## Data excerpts

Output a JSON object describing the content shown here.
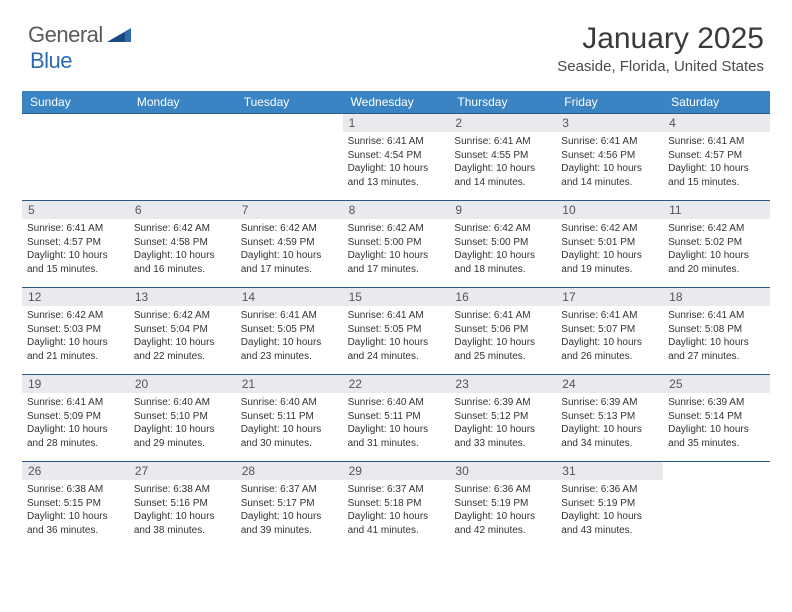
{
  "logo": {
    "text1": "General",
    "text2": "Blue"
  },
  "title": "January 2025",
  "location": "Seaside, Florida, United States",
  "colors": {
    "header_bg": "#3b84c4",
    "header_text": "#ffffff",
    "daynum_bg": "#e8eaed",
    "week_border": "#2b5a8a",
    "logo_gray": "#5a5a5a",
    "logo_blue": "#2b6bb0"
  },
  "weekdays": [
    "Sunday",
    "Monday",
    "Tuesday",
    "Wednesday",
    "Thursday",
    "Friday",
    "Saturday"
  ],
  "weeks": [
    [
      {
        "empty": true
      },
      {
        "empty": true
      },
      {
        "empty": true
      },
      {
        "n": "1",
        "sr": "6:41 AM",
        "ss": "4:54 PM",
        "dl": "10 hours and 13 minutes."
      },
      {
        "n": "2",
        "sr": "6:41 AM",
        "ss": "4:55 PM",
        "dl": "10 hours and 14 minutes."
      },
      {
        "n": "3",
        "sr": "6:41 AM",
        "ss": "4:56 PM",
        "dl": "10 hours and 14 minutes."
      },
      {
        "n": "4",
        "sr": "6:41 AM",
        "ss": "4:57 PM",
        "dl": "10 hours and 15 minutes."
      }
    ],
    [
      {
        "n": "5",
        "sr": "6:41 AM",
        "ss": "4:57 PM",
        "dl": "10 hours and 15 minutes."
      },
      {
        "n": "6",
        "sr": "6:42 AM",
        "ss": "4:58 PM",
        "dl": "10 hours and 16 minutes."
      },
      {
        "n": "7",
        "sr": "6:42 AM",
        "ss": "4:59 PM",
        "dl": "10 hours and 17 minutes."
      },
      {
        "n": "8",
        "sr": "6:42 AM",
        "ss": "5:00 PM",
        "dl": "10 hours and 17 minutes."
      },
      {
        "n": "9",
        "sr": "6:42 AM",
        "ss": "5:00 PM",
        "dl": "10 hours and 18 minutes."
      },
      {
        "n": "10",
        "sr": "6:42 AM",
        "ss": "5:01 PM",
        "dl": "10 hours and 19 minutes."
      },
      {
        "n": "11",
        "sr": "6:42 AM",
        "ss": "5:02 PM",
        "dl": "10 hours and 20 minutes."
      }
    ],
    [
      {
        "n": "12",
        "sr": "6:42 AM",
        "ss": "5:03 PM",
        "dl": "10 hours and 21 minutes."
      },
      {
        "n": "13",
        "sr": "6:42 AM",
        "ss": "5:04 PM",
        "dl": "10 hours and 22 minutes."
      },
      {
        "n": "14",
        "sr": "6:41 AM",
        "ss": "5:05 PM",
        "dl": "10 hours and 23 minutes."
      },
      {
        "n": "15",
        "sr": "6:41 AM",
        "ss": "5:05 PM",
        "dl": "10 hours and 24 minutes."
      },
      {
        "n": "16",
        "sr": "6:41 AM",
        "ss": "5:06 PM",
        "dl": "10 hours and 25 minutes."
      },
      {
        "n": "17",
        "sr": "6:41 AM",
        "ss": "5:07 PM",
        "dl": "10 hours and 26 minutes."
      },
      {
        "n": "18",
        "sr": "6:41 AM",
        "ss": "5:08 PM",
        "dl": "10 hours and 27 minutes."
      }
    ],
    [
      {
        "n": "19",
        "sr": "6:41 AM",
        "ss": "5:09 PM",
        "dl": "10 hours and 28 minutes."
      },
      {
        "n": "20",
        "sr": "6:40 AM",
        "ss": "5:10 PM",
        "dl": "10 hours and 29 minutes."
      },
      {
        "n": "21",
        "sr": "6:40 AM",
        "ss": "5:11 PM",
        "dl": "10 hours and 30 minutes."
      },
      {
        "n": "22",
        "sr": "6:40 AM",
        "ss": "5:11 PM",
        "dl": "10 hours and 31 minutes."
      },
      {
        "n": "23",
        "sr": "6:39 AM",
        "ss": "5:12 PM",
        "dl": "10 hours and 33 minutes."
      },
      {
        "n": "24",
        "sr": "6:39 AM",
        "ss": "5:13 PM",
        "dl": "10 hours and 34 minutes."
      },
      {
        "n": "25",
        "sr": "6:39 AM",
        "ss": "5:14 PM",
        "dl": "10 hours and 35 minutes."
      }
    ],
    [
      {
        "n": "26",
        "sr": "6:38 AM",
        "ss": "5:15 PM",
        "dl": "10 hours and 36 minutes."
      },
      {
        "n": "27",
        "sr": "6:38 AM",
        "ss": "5:16 PM",
        "dl": "10 hours and 38 minutes."
      },
      {
        "n": "28",
        "sr": "6:37 AM",
        "ss": "5:17 PM",
        "dl": "10 hours and 39 minutes."
      },
      {
        "n": "29",
        "sr": "6:37 AM",
        "ss": "5:18 PM",
        "dl": "10 hours and 41 minutes."
      },
      {
        "n": "30",
        "sr": "6:36 AM",
        "ss": "5:19 PM",
        "dl": "10 hours and 42 minutes."
      },
      {
        "n": "31",
        "sr": "6:36 AM",
        "ss": "5:19 PM",
        "dl": "10 hours and 43 minutes."
      },
      {
        "empty": true
      }
    ]
  ],
  "labels": {
    "sunrise": "Sunrise: ",
    "sunset": "Sunset: ",
    "daylight": "Daylight: "
  }
}
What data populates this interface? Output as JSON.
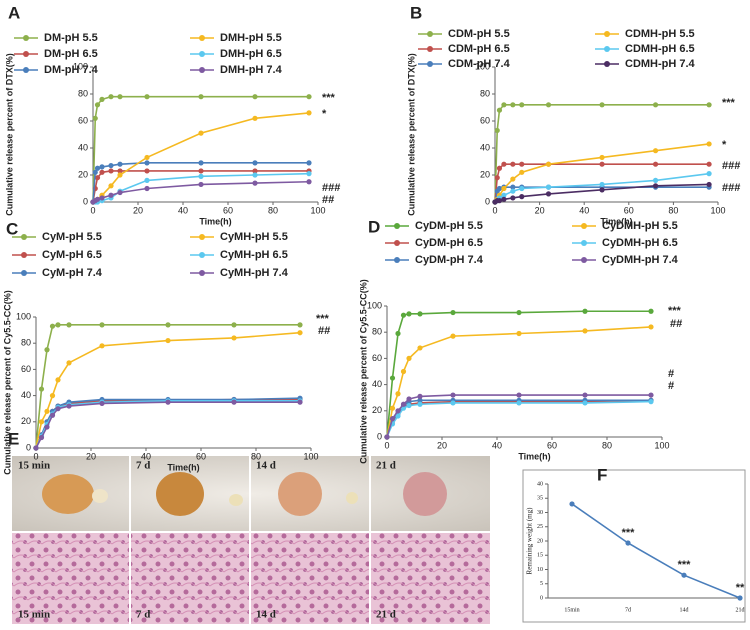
{
  "chart_data": [
    {
      "type": "line",
      "panel": "A",
      "ylabel": "Cumulative release percent of DTX(%)",
      "xlabel": "Time(h)",
      "x": [
        0,
        1,
        2,
        4,
        8,
        12,
        24,
        48,
        72,
        96
      ],
      "xlim": [
        0,
        100
      ],
      "xticks": [
        0,
        20,
        40,
        60,
        80,
        100
      ],
      "ylim": [
        0,
        100
      ],
      "yticks": [
        0,
        20,
        40,
        60,
        80,
        100
      ],
      "grid": false,
      "series": [
        {
          "name": "DM-pH 5.5",
          "color": "#8db04c",
          "values": [
            0,
            62,
            72,
            76,
            78,
            78,
            78,
            78,
            78,
            78
          ]
        },
        {
          "name": "DM-pH 6.5",
          "color": "#c0504d",
          "values": [
            0,
            10,
            18,
            22,
            23,
            23,
            23,
            23,
            23,
            23
          ]
        },
        {
          "name": "DM-pH 7.4",
          "color": "#4a7ebb",
          "values": [
            0,
            22,
            25,
            26,
            27,
            28,
            29,
            29,
            29,
            29
          ]
        },
        {
          "name": "DMH-pH 5.5",
          "color": "#f5b921",
          "values": [
            0,
            1,
            2,
            5,
            12,
            20,
            33,
            51,
            62,
            66
          ]
        },
        {
          "name": "DMH-pH 6.5",
          "color": "#5bc8ef",
          "values": [
            0,
            0,
            0,
            1,
            3,
            8,
            16,
            19,
            20,
            21
          ]
        },
        {
          "name": "DMH-pH 7.4",
          "color": "#7e5aa1",
          "values": [
            0,
            1,
            2,
            3,
            5,
            7,
            10,
            13,
            14,
            15
          ]
        }
      ],
      "annotations": [
        "***",
        "*",
        "###",
        "##"
      ]
    },
    {
      "type": "line",
      "panel": "B",
      "ylabel": "Cumulative release percent of DTX(%)",
      "xlabel": "Time(h)",
      "x": [
        0,
        1,
        2,
        4,
        8,
        12,
        24,
        48,
        72,
        96
      ],
      "xlim": [
        0,
        100
      ],
      "xticks": [
        0,
        20,
        40,
        60,
        80,
        100
      ],
      "ylim": [
        0,
        100
      ],
      "yticks": [
        0,
        20,
        40,
        60,
        80,
        100
      ],
      "grid": false,
      "series": [
        {
          "name": "CDM-pH 5.5",
          "color": "#8db04c",
          "values": [
            0,
            53,
            68,
            72,
            72,
            72,
            72,
            72,
            72,
            72
          ]
        },
        {
          "name": "CDM-pH 6.5",
          "color": "#c0504d",
          "values": [
            0,
            18,
            25,
            28,
            28,
            28,
            28,
            28,
            28,
            28
          ]
        },
        {
          "name": "CDM-pH 7.4",
          "color": "#4a7ebb",
          "values": [
            0,
            8,
            10,
            11,
            11,
            11,
            11,
            11,
            11,
            11
          ]
        },
        {
          "name": "CDMH-pH 5.5",
          "color": "#f5b921",
          "values": [
            0,
            2,
            5,
            10,
            17,
            22,
            28,
            33,
            38,
            43
          ]
        },
        {
          "name": "CDMH-pH 6.5",
          "color": "#5bc8ef",
          "values": [
            0,
            1,
            3,
            5,
            8,
            10,
            11,
            13,
            16,
            21
          ]
        },
        {
          "name": "CDMH-pH 7.4",
          "color": "#4b2d63",
          "values": [
            0,
            1,
            1,
            2,
            3,
            4,
            6,
            9,
            12,
            13
          ]
        }
      ],
      "annotations": [
        "***",
        "*",
        "###",
        "###"
      ]
    },
    {
      "type": "line",
      "panel": "C",
      "ylabel": "Cumulative release percent of Cy5.5-CC(%)",
      "xlabel": "Time(h)",
      "x": [
        0,
        2,
        4,
        6,
        8,
        12,
        24,
        48,
        72,
        96
      ],
      "xlim": [
        0,
        100
      ],
      "xticks": [
        0,
        20,
        40,
        60,
        80,
        100
      ],
      "ylim": [
        0,
        100
      ],
      "yticks": [
        0,
        20,
        40,
        60,
        80,
        100
      ],
      "grid": false,
      "series": [
        {
          "name": "CyM-pH 5.5",
          "color": "#8db04c",
          "values": [
            0,
            45,
            75,
            93,
            94,
            94,
            94,
            94,
            94,
            94
          ]
        },
        {
          "name": "CyM-pH 6.5",
          "color": "#c0504d",
          "values": [
            0,
            10,
            20,
            28,
            32,
            34,
            36,
            36,
            37,
            37
          ]
        },
        {
          "name": "CyM-pH 7.4",
          "color": "#4a7ebb",
          "values": [
            0,
            10,
            20,
            28,
            32,
            35,
            37,
            37,
            37,
            38
          ]
        },
        {
          "name": "CyMH-pH 5.5",
          "color": "#f5b921",
          "values": [
            0,
            20,
            28,
            40,
            52,
            65,
            78,
            82,
            84,
            88
          ]
        },
        {
          "name": "CyMH-pH 6.5",
          "color": "#5bc8ef",
          "values": [
            0,
            9,
            18,
            26,
            31,
            33,
            35,
            36,
            36,
            36
          ]
        },
        {
          "name": "CyMH-pH 7.4",
          "color": "#7e5aa1",
          "values": [
            0,
            8,
            16,
            25,
            30,
            32,
            34,
            35,
            35,
            35
          ]
        }
      ],
      "annotations": [
        "***",
        "##"
      ]
    },
    {
      "type": "line",
      "panel": "D",
      "ylabel": "Cumulative release percent of Cy5.5-CC(%)",
      "xlabel": "Time(h)",
      "x": [
        0,
        2,
        4,
        6,
        8,
        12,
        24,
        48,
        72,
        96
      ],
      "xlim": [
        0,
        100
      ],
      "xticks": [
        0,
        20,
        40,
        60,
        80,
        100
      ],
      "ylim": [
        0,
        100
      ],
      "yticks": [
        0,
        20,
        40,
        60,
        80,
        100
      ],
      "grid": false,
      "series": [
        {
          "name": "CyDM-pH 5.5",
          "color": "#5aa83c",
          "values": [
            0,
            45,
            79,
            93,
            94,
            94,
            95,
            95,
            96,
            96
          ]
        },
        {
          "name": "CyDM-pH 6.5",
          "color": "#c0504d",
          "values": [
            0,
            12,
            18,
            23,
            25,
            26,
            27,
            27,
            27,
            28
          ]
        },
        {
          "name": "CyDM-pH 7.4",
          "color": "#4a7ebb",
          "values": [
            0,
            13,
            18,
            24,
            27,
            28,
            28,
            28,
            28,
            28
          ]
        },
        {
          "name": "CyDMH-pH 5.5",
          "color": "#f5b921",
          "values": [
            0,
            22,
            33,
            50,
            60,
            68,
            77,
            79,
            81,
            84
          ]
        },
        {
          "name": "CyDMH-pH 6.5",
          "color": "#5bc8ef",
          "values": [
            0,
            10,
            16,
            22,
            24,
            25,
            26,
            26,
            26,
            27
          ]
        },
        {
          "name": "CyDMH-pH 7.4",
          "color": "#7e5aa1",
          "values": [
            0,
            14,
            20,
            25,
            29,
            31,
            32,
            32,
            32,
            32
          ]
        }
      ],
      "annotations": [
        "***",
        "##",
        "#",
        "#"
      ]
    },
    {
      "type": "line",
      "panel": "F",
      "ylabel": "Remaining weight (mg)",
      "categories": [
        "15min",
        "7d",
        "14d",
        "21d"
      ],
      "ylim": [
        0,
        40
      ],
      "yticks": [
        0,
        5,
        10,
        15,
        20,
        25,
        30,
        35,
        40
      ],
      "grid": false,
      "series": [
        {
          "color": "#4a7ebb",
          "values": [
            33,
            19.3,
            8,
            0
          ]
        }
      ],
      "annotations": [
        "***",
        "***",
        "**"
      ]
    }
  ],
  "figure": {
    "panel_e": "E",
    "top_labels": [
      "15 min",
      "7 d",
      "14 d",
      "21 d"
    ],
    "bottom_labels": [
      "15 min",
      "7 d",
      "14 d",
      "21 d"
    ]
  }
}
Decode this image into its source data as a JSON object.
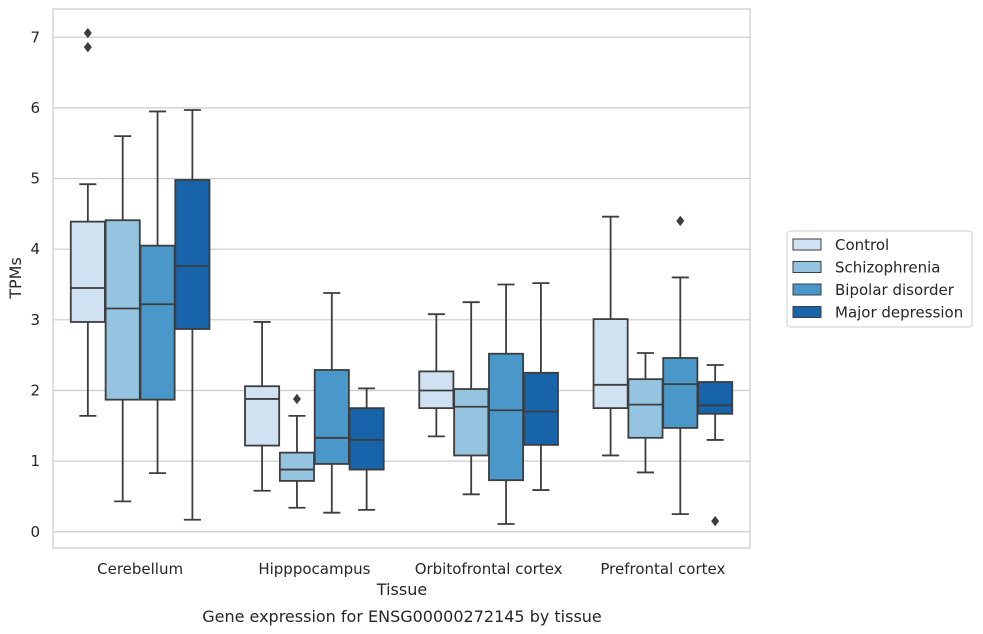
{
  "chart_data": {
    "type": "box",
    "caption": "Gene expression for ENSG00000272145 by tissue",
    "xlabel": "Tissue",
    "ylabel": "TPMs",
    "ylim": [
      -0.23,
      7.4
    ],
    "yticks": [
      "0",
      "1",
      "2",
      "3",
      "4",
      "5",
      "6",
      "7"
    ],
    "categories": [
      "Cerebellum",
      "Hipppocampus",
      "Orbitofrontal cortex",
      "Prefrontal cortex"
    ],
    "grid": "horizontal",
    "legend_position": "right",
    "series": [
      {
        "name": "Control",
        "color": "#d0e1f2",
        "boxes": [
          {
            "whisker_low": 1.64,
            "q1": 2.97,
            "median": 3.45,
            "q3": 4.39,
            "whisker_high": 4.92,
            "outliers": [
              7.06,
              6.86
            ]
          },
          {
            "whisker_low": 0.58,
            "q1": 1.22,
            "median": 1.88,
            "q3": 2.06,
            "whisker_high": 2.97,
            "outliers": []
          },
          {
            "whisker_low": 1.35,
            "q1": 1.75,
            "median": 2.0,
            "q3": 2.27,
            "whisker_high": 3.08,
            "outliers": []
          },
          {
            "whisker_low": 1.08,
            "q1": 1.75,
            "median": 2.08,
            "q3": 3.01,
            "whisker_high": 4.46,
            "outliers": []
          }
        ]
      },
      {
        "name": "Schizophrenia",
        "color": "#94c4df",
        "boxes": [
          {
            "whisker_low": 0.43,
            "q1": 1.87,
            "median": 3.16,
            "q3": 4.41,
            "whisker_high": 5.6,
            "outliers": []
          },
          {
            "whisker_low": 0.34,
            "q1": 0.72,
            "median": 0.88,
            "q3": 1.12,
            "whisker_high": 1.64,
            "outliers": [
              1.88
            ]
          },
          {
            "whisker_low": 0.53,
            "q1": 1.08,
            "median": 1.77,
            "q3": 2.02,
            "whisker_high": 3.25,
            "outliers": []
          },
          {
            "whisker_low": 0.84,
            "q1": 1.33,
            "median": 1.8,
            "q3": 2.16,
            "whisker_high": 2.53,
            "outliers": []
          }
        ]
      },
      {
        "name": "Bipolar disorder",
        "color": "#4a98c9",
        "boxes": [
          {
            "whisker_low": 0.83,
            "q1": 1.87,
            "median": 3.22,
            "q3": 4.05,
            "whisker_high": 5.95,
            "outliers": []
          },
          {
            "whisker_low": 0.27,
            "q1": 0.96,
            "median": 1.33,
            "q3": 2.29,
            "whisker_high": 3.38,
            "outliers": []
          },
          {
            "whisker_low": 0.11,
            "q1": 0.73,
            "median": 1.72,
            "q3": 2.52,
            "whisker_high": 3.5,
            "outliers": []
          },
          {
            "whisker_low": 0.25,
            "q1": 1.47,
            "median": 2.09,
            "q3": 2.46,
            "whisker_high": 3.6,
            "outliers": [
              4.4
            ]
          }
        ]
      },
      {
        "name": "Major depression",
        "color": "#1764ab",
        "boxes": [
          {
            "whisker_low": 0.17,
            "q1": 2.87,
            "median": 3.76,
            "q3": 4.98,
            "whisker_high": 5.97,
            "outliers": []
          },
          {
            "whisker_low": 0.31,
            "q1": 0.88,
            "median": 1.3,
            "q3": 1.75,
            "whisker_high": 2.03,
            "outliers": []
          },
          {
            "whisker_low": 0.59,
            "q1": 1.23,
            "median": 1.7,
            "q3": 2.25,
            "whisker_high": 3.52,
            "outliers": []
          },
          {
            "whisker_low": 1.3,
            "q1": 1.67,
            "median": 1.79,
            "q3": 2.12,
            "whisker_high": 2.36,
            "outliers": [
              0.15
            ]
          }
        ]
      }
    ]
  }
}
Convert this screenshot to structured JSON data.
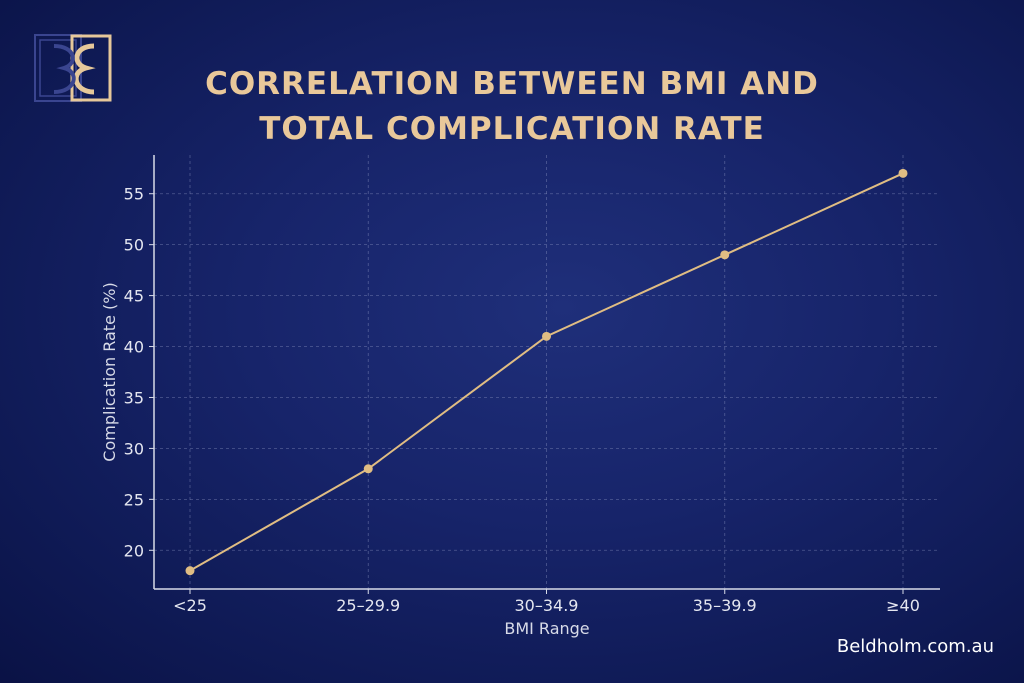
{
  "brand": {
    "logo_text": "B&E",
    "website": "Beldholm.com.au"
  },
  "colors": {
    "line": "#e0bd83",
    "title": "#e9c89a",
    "axis": "#d8dbe8",
    "background": "#16236a"
  },
  "chart_data": {
    "type": "line",
    "title_lines": [
      "CORRELATION BETWEEN BMI AND",
      "TOTAL COMPLICATION RATE"
    ],
    "xlabel": "BMI Range",
    "ylabel": "Complication Rate (%)",
    "categories": [
      "<25",
      "25–29.9",
      "30–34.9",
      "35–39.9",
      "≥40"
    ],
    "values": [
      18,
      28,
      41,
      49,
      57
    ],
    "yticks": [
      20,
      25,
      30,
      35,
      40,
      45,
      50,
      55
    ],
    "ylim": [
      16.2,
      58.8
    ],
    "grid": true,
    "markers": true
  }
}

## What the task requires
Identify every line where the string "CyMH" appears.

## Completed task
          "name": "CyMH-pH 5.5",
          "name": "CyMH-pH 6.5",
          "name": "CyMH-pH 7.4",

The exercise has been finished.